Collection entries

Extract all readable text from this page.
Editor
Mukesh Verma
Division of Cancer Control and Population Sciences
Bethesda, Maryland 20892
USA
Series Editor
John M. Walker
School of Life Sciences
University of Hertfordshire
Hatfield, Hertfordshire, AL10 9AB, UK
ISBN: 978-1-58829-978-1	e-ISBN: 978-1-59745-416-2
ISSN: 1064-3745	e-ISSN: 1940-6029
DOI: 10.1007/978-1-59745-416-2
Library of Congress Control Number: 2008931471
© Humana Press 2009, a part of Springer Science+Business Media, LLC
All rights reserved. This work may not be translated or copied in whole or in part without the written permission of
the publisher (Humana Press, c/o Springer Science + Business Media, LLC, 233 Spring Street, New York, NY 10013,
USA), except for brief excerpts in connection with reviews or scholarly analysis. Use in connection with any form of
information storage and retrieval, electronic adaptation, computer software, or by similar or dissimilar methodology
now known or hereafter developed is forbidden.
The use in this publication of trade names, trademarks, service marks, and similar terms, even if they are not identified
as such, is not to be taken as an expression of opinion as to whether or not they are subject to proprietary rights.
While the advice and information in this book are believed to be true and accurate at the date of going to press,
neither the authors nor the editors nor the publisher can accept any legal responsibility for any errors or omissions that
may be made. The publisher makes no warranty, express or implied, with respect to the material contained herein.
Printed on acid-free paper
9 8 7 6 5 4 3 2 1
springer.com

Do this:
Every record above should be copied exactly.

Task solution:
Extract all readable text from this page.
Editor
Mukesh Verma
Division of Cancer Control and Population Sciences
Bethesda, Maryland 20892
USA
Series Editor
John M. Walker
School of Life Sciences
University of Hertfordshire
Hatfield, Hertfordshire, AL10 9AB, UK
ISBN: 978-1-58829-978-1	e-ISBN: 978-1-59745-416-2
ISSN: 1064-3745	e-ISSN: 1940-6029
DOI: 10.1007/978-1-59745-416-2
Library of Congress Control Number: 2008931471
© Humana Press 2009, a part of Springer Science+Business Media, LLC
All rights reserved. This work may not be translated or copied in whole or in part without the written permission of
the publisher (Humana Press, c/o Springer Science + Business Media, LLC, 233 Spring Street, New York, NY 10013,
USA), except for brief excerpts in connection with reviews or scholarly analysis. Use in connection with any form of
information storage and retrieval, electronic adaptation, computer software, or by similar or dissimilar methodology
now known or hereafter developed is forbidden.
The use in this publication of trade names, trademarks, service marks, and similar terms, even if they are not identified
as such, is not to be taken as an expression of opinion as to whether or not they are subject to proprietary rights.
While the advice and information in this book are believed to be true and accurate at the date of going to press,
neither the authors nor the editors nor the publisher can accept any legal responsibility for any errors or omissions that
may be made. The publisher makes no warranty, express or implied, with respect to the material contained herein.
Printed on acid-free paper
9 8 7 6 5 4 3 2 1
springer.com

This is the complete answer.